## WORK INSTRUCTIONS
Render each item below as a JSON list of strings, one string per line, with blank lines omitted. Leave the pictures out.

[Element region lists]
════════════════

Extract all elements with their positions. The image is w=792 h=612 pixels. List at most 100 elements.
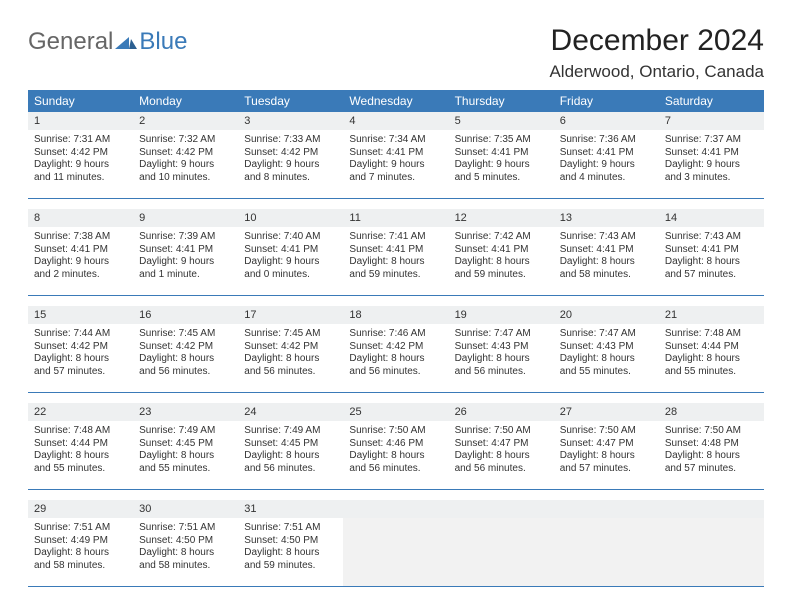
daynum-row: 15161718192021 (28, 306, 764, 324)
daynum-cell (449, 500, 554, 518)
day-cell: Sunrise: 7:50 AMSunset: 4:48 PMDaylight:… (659, 421, 764, 489)
day-d2: and 58 minutes. (34, 560, 127, 573)
day-d2: and 57 minutes. (560, 463, 653, 476)
daynum-cell: 10 (238, 209, 343, 227)
day-d1: Daylight: 9 hours (34, 159, 127, 172)
daynum-cell (343, 500, 448, 518)
day-d2: and 0 minutes. (244, 269, 337, 282)
dow-wednesday: Wednesday (343, 90, 448, 112)
day-d2: and 59 minutes. (455, 269, 548, 282)
day-d2: and 56 minutes. (244, 366, 337, 379)
daynum-cell: 17 (238, 306, 343, 324)
day-d2: and 3 minutes. (665, 172, 758, 185)
day-cell: Sunrise: 7:50 AMSunset: 4:46 PMDaylight:… (343, 421, 448, 489)
day-body: Sunrise: 7:36 AMSunset: 4:41 PMDaylight:… (554, 130, 659, 190)
day-d1: Daylight: 8 hours (34, 450, 127, 463)
daynum-cell: 18 (343, 306, 448, 324)
day-body: Sunrise: 7:44 AMSunset: 4:42 PMDaylight:… (28, 324, 133, 384)
day-cell: Sunrise: 7:50 AMSunset: 4:47 PMDaylight:… (554, 421, 659, 489)
day-body: Sunrise: 7:47 AMSunset: 4:43 PMDaylight:… (449, 324, 554, 384)
week-row: Sunrise: 7:31 AMSunset: 4:42 PMDaylight:… (28, 130, 764, 199)
day-sr: Sunrise: 7:39 AM (139, 231, 232, 244)
day-d1: Daylight: 8 hours (139, 353, 232, 366)
daynum-row: 891011121314 (28, 209, 764, 227)
day-d2: and 10 minutes. (139, 172, 232, 185)
month-title: December 2024 (549, 24, 764, 58)
day-body: Sunrise: 7:50 AMSunset: 4:47 PMDaylight:… (449, 421, 554, 481)
day-ss: Sunset: 4:50 PM (139, 535, 232, 548)
day-d2: and 55 minutes. (560, 366, 653, 379)
day-body: Sunrise: 7:34 AMSunset: 4:41 PMDaylight:… (343, 130, 448, 190)
day-d1: Daylight: 9 hours (139, 159, 232, 172)
day-d2: and 59 minutes. (244, 560, 337, 573)
calendar: Sunday Monday Tuesday Wednesday Thursday… (28, 90, 764, 587)
day-d1: Daylight: 8 hours (244, 353, 337, 366)
day-d2: and 55 minutes. (34, 463, 127, 476)
day-d2: and 11 minutes. (34, 172, 127, 185)
daynum-cell: 13 (554, 209, 659, 227)
day-d1: Daylight: 8 hours (349, 450, 442, 463)
dow-friday: Friday (554, 90, 659, 112)
day-ss: Sunset: 4:41 PM (665, 147, 758, 160)
day-sr: Sunrise: 7:36 AM (560, 134, 653, 147)
day-ss: Sunset: 4:42 PM (349, 341, 442, 354)
day-body: Sunrise: 7:31 AMSunset: 4:42 PMDaylight:… (28, 130, 133, 190)
day-sr: Sunrise: 7:31 AM (34, 134, 127, 147)
day-ss: Sunset: 4:42 PM (244, 341, 337, 354)
day-ss: Sunset: 4:42 PM (139, 147, 232, 160)
logo: General Blue (28, 24, 187, 56)
day-cell: Sunrise: 7:41 AMSunset: 4:41 PMDaylight:… (343, 227, 448, 295)
day-cell: Sunrise: 7:31 AMSunset: 4:42 PMDaylight:… (28, 130, 133, 198)
day-cell: Sunrise: 7:32 AMSunset: 4:42 PMDaylight:… (133, 130, 238, 198)
day-d1: Daylight: 8 hours (560, 450, 653, 463)
day-d2: and 8 minutes. (244, 172, 337, 185)
daynum-cell: 15 (28, 306, 133, 324)
day-d2: and 59 minutes. (349, 269, 442, 282)
daynum-cell: 6 (554, 112, 659, 130)
daynum-cell: 30 (133, 500, 238, 518)
daynum-cell: 3 (238, 112, 343, 130)
dow-monday: Monday (133, 90, 238, 112)
day-body: Sunrise: 7:42 AMSunset: 4:41 PMDaylight:… (449, 227, 554, 287)
daynum-cell: 2 (133, 112, 238, 130)
day-cell: Sunrise: 7:51 AMSunset: 4:50 PMDaylight:… (133, 518, 238, 586)
day-sr: Sunrise: 7:32 AM (139, 134, 232, 147)
day-ss: Sunset: 4:47 PM (560, 438, 653, 451)
day-cell (659, 518, 764, 586)
day-d1: Daylight: 9 hours (665, 159, 758, 172)
day-cell: Sunrise: 7:48 AMSunset: 4:44 PMDaylight:… (28, 421, 133, 489)
day-d2: and 56 minutes. (139, 366, 232, 379)
day-sr: Sunrise: 7:45 AM (244, 328, 337, 341)
day-ss: Sunset: 4:42 PM (34, 341, 127, 354)
day-d2: and 55 minutes. (665, 366, 758, 379)
logo-mark-icon (115, 28, 137, 56)
daynum-row: 293031 (28, 500, 764, 518)
day-cell (554, 518, 659, 586)
day-d2: and 4 minutes. (560, 172, 653, 185)
day-ss: Sunset: 4:41 PM (560, 147, 653, 160)
day-cell: Sunrise: 7:45 AMSunset: 4:42 PMDaylight:… (133, 324, 238, 392)
day-d2: and 5 minutes. (455, 172, 548, 185)
daynum-cell: 4 (343, 112, 448, 130)
day-ss: Sunset: 4:41 PM (560, 244, 653, 257)
day-d1: Daylight: 9 hours (34, 256, 127, 269)
day-sr: Sunrise: 7:38 AM (34, 231, 127, 244)
day-d2: and 56 minutes. (455, 366, 548, 379)
daynum-cell: 8 (28, 209, 133, 227)
day-cell: Sunrise: 7:51 AMSunset: 4:49 PMDaylight:… (28, 518, 133, 586)
day-cell (449, 518, 554, 586)
day-d1: Daylight: 9 hours (560, 159, 653, 172)
week-row: Sunrise: 7:51 AMSunset: 4:49 PMDaylight:… (28, 518, 764, 587)
day-d1: Daylight: 9 hours (244, 256, 337, 269)
day-body: Sunrise: 7:43 AMSunset: 4:41 PMDaylight:… (659, 227, 764, 287)
day-d1: Daylight: 8 hours (244, 450, 337, 463)
day-ss: Sunset: 4:43 PM (560, 341, 653, 354)
day-body: Sunrise: 7:41 AMSunset: 4:41 PMDaylight:… (343, 227, 448, 287)
day-body: Sunrise: 7:39 AMSunset: 4:41 PMDaylight:… (133, 227, 238, 287)
day-body: Sunrise: 7:51 AMSunset: 4:50 PMDaylight:… (133, 518, 238, 578)
day-cell: Sunrise: 7:35 AMSunset: 4:41 PMDaylight:… (449, 130, 554, 198)
day-d1: Daylight: 8 hours (455, 256, 548, 269)
daynum-cell: 23 (133, 403, 238, 421)
day-cell: Sunrise: 7:43 AMSunset: 4:41 PMDaylight:… (554, 227, 659, 295)
daynum-cell: 14 (659, 209, 764, 227)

════════════════

## WORKED SOLUTION
[
  "Extract all elements with their positions. The image is w=792 h=612 pixels. List at most 100 elements.",
  "daynum-row: 15161718192021 (28, 306, 764, 324)",
  "daynum-cell (449, 500, 554, 518)",
  "day-cell: Sunrise: 7:50 AMSunset: 4:48 PMDaylight:… (659, 421, 764, 489)",
  "day-d2: and 58 minutes. (34, 560, 127, 573)",
  "day-d2: and 57 minutes. (560, 463, 653, 476)",
  "daynum-cell: 10 (238, 209, 343, 227)",
  "day-d1: Daylight: 9 hours (34, 159, 127, 172)",
  "daynum-cell (343, 500, 448, 518)",
  "day-d2: and 0 minutes. (244, 269, 337, 282)",
  "dow-wednesday: Wednesday (343, 90, 448, 112)",
  "day-d2: and 59 minutes. (455, 269, 548, 282)",
  "day-d2: and 56 minutes. (244, 366, 337, 379)",
  "daynum-cell: 17 (238, 306, 343, 324)",
  "day-d2: and 3 minutes. (665, 172, 758, 185)",
  "day-cell: Sunrise: 7:50 AMSunset: 4:46 PMDaylight:… (343, 421, 448, 489)",
  "day-body: Sunrise: 7:36 AMSunset: 4:41 PMDaylight:… (554, 130, 659, 190)",
  "day-d1: Daylight: 8 hours (34, 450, 127, 463)",
  "daynum-cell: 18 (343, 306, 448, 324)",
  "day-body: Sunrise: 7:44 AMSunset: 4:42 PMDaylight:… (28, 324, 133, 384)",
  "day-cell: Sunrise: 7:50 AMSunset: 4:47 PMDaylight:… (554, 421, 659, 489)",
  "day-body: Sunrise: 7:47 AMSunset: 4:43 PMDaylight:… (449, 324, 554, 384)",
  "week-row: Sunrise: 7:31 AMSunset: 4:42 PMDaylight:… (28, 130, 764, 199)",
  "day-sr: Sunrise: 7:39 AM (139, 231, 232, 244)",
  "day-d1: Daylight: 8 hours (139, 353, 232, 366)",
  "daynum-row: 891011121314 (28, 209, 764, 227)",
  "day-d2: and 10 minutes. (139, 172, 232, 185)",
  "month-title: December 2024 (549, 24, 764, 58)",
  "day-body: Sunrise: 7:50 AMSunset: 4:47 PMDaylight:… (449, 421, 554, 481)",
  "day-ss: Sunset: 4:50 PM (139, 535, 232, 548)",
  "day-d2: and 55 minutes. (560, 366, 653, 379)",
  "day-body: Sunrise: 7:34 AMSunset: 4:41 PMDaylight:… (343, 130, 448, 190)",
  "day-d1: Daylight: 9 hours (139, 159, 232, 172)",
  "day-d2: and 59 minutes. (244, 560, 337, 573)",
  "calendar: Sunday Monday Tuesday Wednesday Thursday… (28, 90, 764, 587)",
  "day-d1: Daylight: 8 hours (244, 353, 337, 366)",
  "day-d2: and 55 minutes. (34, 463, 127, 476)",
  "day-d2: and 11 minutes. (34, 172, 127, 185)",
  "daynum-cell: 13 (554, 209, 659, 227)",
  "day-d1: Daylight: 8 hours (349, 450, 442, 463)",
  "dow-friday: Friday (554, 90, 659, 112)",
  "day-ss: Sunset: 4:41 PM (665, 147, 758, 160)",
  "day-sr: Sunrise: 7:36 AM (560, 134, 653, 147)",
  "day-ss: Sunset: 4:42 PM (349, 341, 442, 354)",
  "day-body: Sunrise: 7:31 AMSunset: 4:42 PMDaylight:… (28, 130, 133, 190)",
  "day-sr: Sunrise: 7:31 AM (34, 134, 127, 147)",
  "day-ss: Sunset: 4:42 PM (244, 341, 337, 354)",
  "day-ss: Sunset: 4:42 PM (139, 147, 232, 160)",
  "logo: General Blue (28, 24, 187, 56)",
  "day-cell: Sunrise: 7:41 AMSunset: 4:41 PMDaylight:… (343, 227, 448, 295)",
  "day-cell: Sunrise: 7:31 AMSunset: 4:42 PMDaylight:… (28, 130, 133, 198)",
  "day-cell: Sunrise: 7:32 AMSunset: 4:42 PMDaylight:… (133, 130, 238, 198)",
  "day-d1: Daylight: 8 hours (560, 450, 653, 463)",
  "day-d2: and 8 minutes. (244, 172, 337, 185)",
  "daynum-cell: 15 (28, 306, 133, 324)",
  "day-d2: and 59 minutes. (349, 269, 442, 282)",
  "daynum-cell: 6 (554, 112, 659, 130)",
  "daynum-cell: 30 (133, 500, 238, 518)",
  "daynum-cell: 3 (238, 112, 343, 130)",
  "dow-monday: Monday (133, 90, 238, 112)",
  "day-body: Sunrise: 7:42 AMSunset: 4:41 PMDaylight:… (449, 227, 554, 287)",
  "daynum-cell: 2 (133, 112, 238, 130)",
  "day-cell: Sunrise: 7:51 AMSunset: 4:50 PMDaylight:… (133, 518, 238, 586)",
  "day-sr: Sunrise: 7:32 AM (139, 134, 232, 147)",
  "day-ss: Sunset: 4:47 PM (560, 438, 653, 451)",
  "day-cell (659, 518, 764, 586)",
  "day-d1: Daylight: 9 hours (665, 159, 758, 172)",
  "day-cell: Sunrise: 7:48 AMSunset: 4:44 PMDaylight:… (28, 421, 133, 489)",
  "day-d2: and 56 minutes. (139, 366, 232, 379)",
  "day-sr: Sunrise: 7:45 AM (244, 328, 337, 341)",
  "day-ss: Sunset: 4:42 PM (34, 341, 127, 354)",
  "day-d2: and 55 minutes. (665, 366, 758, 379)",
  "logo-mark-icon (115, 28, 137, 56)",
  "daynum-row: 293031 (28, 500, 764, 518)",
  "day-cell (554, 518, 659, 586)",
  "day-d2: and 4 minutes. (560, 172, 653, 185)",
  "day-ss: Sunset: 4:41 PM (560, 147, 653, 160)",
  "day-cell: Sunrise: 7:45 AMSunset: 4:42 PMDaylight:… (133, 324, 238, 392)",
  "day-d2: and 5 minutes. (455, 172, 548, 185)",
  "daynum-cell: 4 (343, 112, 448, 130)",
  "day-ss: Sunset: 4:41 PM (560, 244, 653, 257)",
  "day-d1: Daylight: 9 hours (34, 256, 127, 269)",
  "day-sr: Sunrise: 7:38 AM (34, 231, 127, 244)",
  "day-d2: and 56 minutes. (455, 366, 548, 379)",
  "daynum-cell: 8 (28, 209, 133, 227)",
  "day-cell: Sunrise: 7:51 AMSunset: 4:49 PMDaylight:… (28, 518, 133, 586)",
  "day-cell (449, 518, 554, 586)",
  "day-d1: Daylight: 9 hours (560, 159, 653, 172)",
  "week-row: Sunrise: 7:51 AMSunset: 4:49 PMDaylight:… (28, 518, 764, 587)",
  "day-d1: Daylight: 9 hours (244, 256, 337, 269)",
  "day-body: Sunrise: 7:43 AMSunset: 4:41 PMDaylight:… (659, 227, 764, 287)",
  "day-d1: Daylight: 8 hours (244, 450, 337, 463)",
  "day-ss: Sunset: 4:43 PM (560, 341, 653, 354)",
  "day-body: Sunrise: 7:41 AMSunset: 4:41 PMDaylight:… (343, 227, 448, 287)",
  "day-body: Sunrise: 7:39 AMSunset: 4:41 PMDaylight:… (133, 227, 238, 287)",
  "day-body: Sunrise: 7:51 AMSunset: 4:50 PMDaylight:… (133, 518, 238, 578)",
  "day-cell: Sunrise: 7:35 AMSunset: 4:41 PMDaylight:… (449, 130, 554, 198)",
  "day-d1: Daylight: 8 hours (455, 256, 548, 269)",
  "daynum-cell: 23 (133, 403, 238, 421)",
  "day-cell: Sunrise: 7:43 AMSunset: 4:41 PMDaylight:… (554, 227, 659, 295)",
  "daynum-cell: 14 (659, 209, 764, 227)"
]